From the excerpt on Michigan's response to the Tax Cuts and Jobs Act, quote the passage starting at "The table below" and ending at "Code section 951A.".

→ **Document excerpt**

_ _ _ _

The Tax Cuts and Jobs Act included significant changes to the manner in which foreign-sourced income is taxed. The Michigan Department of Treasury (the "Department"), like other state taxing authorities, was required to interpret how these federal changes would impact Michigan taxpayers. In a notice dated July 2, 2018, the Department provided its initial guidance regarding Michigan's interpretation of three of the more significant changes in federal tax law. The Department also noted that its interpretations are subject to potential changes as federal law is modified or clarified by Congress, the United States Treasury Department, and the Internal Revenue Service.

The table below summarizes the Department's interpretations of (1) the foreign income repatriation requirements set forth in section 965 of the Internal Revenue Code of 1986, as amended (Code), (2) the base erosion and anti-abuse tax (BEAT), and (3) the global intangible low-taxed income (GILTI) provisions set forth in Code section 951A.

TCJA Provision Included in Michigan Income Deduction Allowed in Michigan Net Result to Michigan Taxpayer Relevant Authorities
Foreign Income Repatriation Yes. Deemed foreign dividends must be included in Michigan taxable income. Yes. Deemed foreign dividends are deductible in calculating Michigan taxable income. Likely no net effect to Michigan tax liability, but taxpayers that filed 2017 corporate income tax returns without reporting Code § 965 income as Michigan income are required to file amended returns to report the income - along with any related deduction. Code § 965; MCL 206.623(2)

_ _ _ _

→ **Data excerpt**
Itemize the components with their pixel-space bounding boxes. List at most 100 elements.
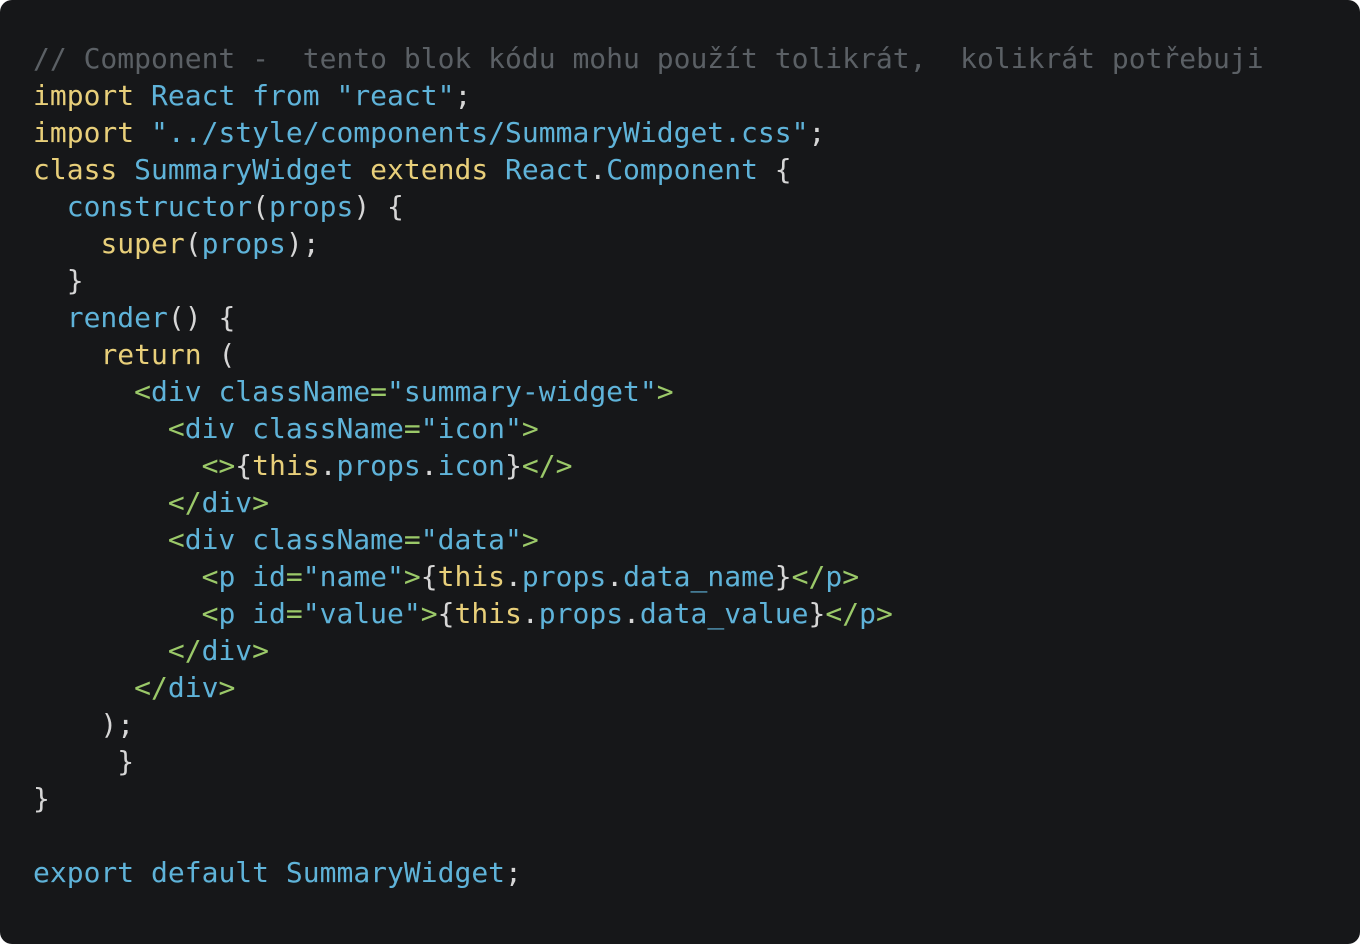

_ _ _ _

→ **Reply to the exercise**
The table below summarizes the Department's interpretations of (1) the foreign income repatriation requirements set forth in section 965 of the Internal Revenue Code of 1986, as amended (Code), (2) the base erosion and anti-abuse tax (BEAT), and (3) the global intangible low-taxed income (GILTI) provisions set forth in Code section 951A.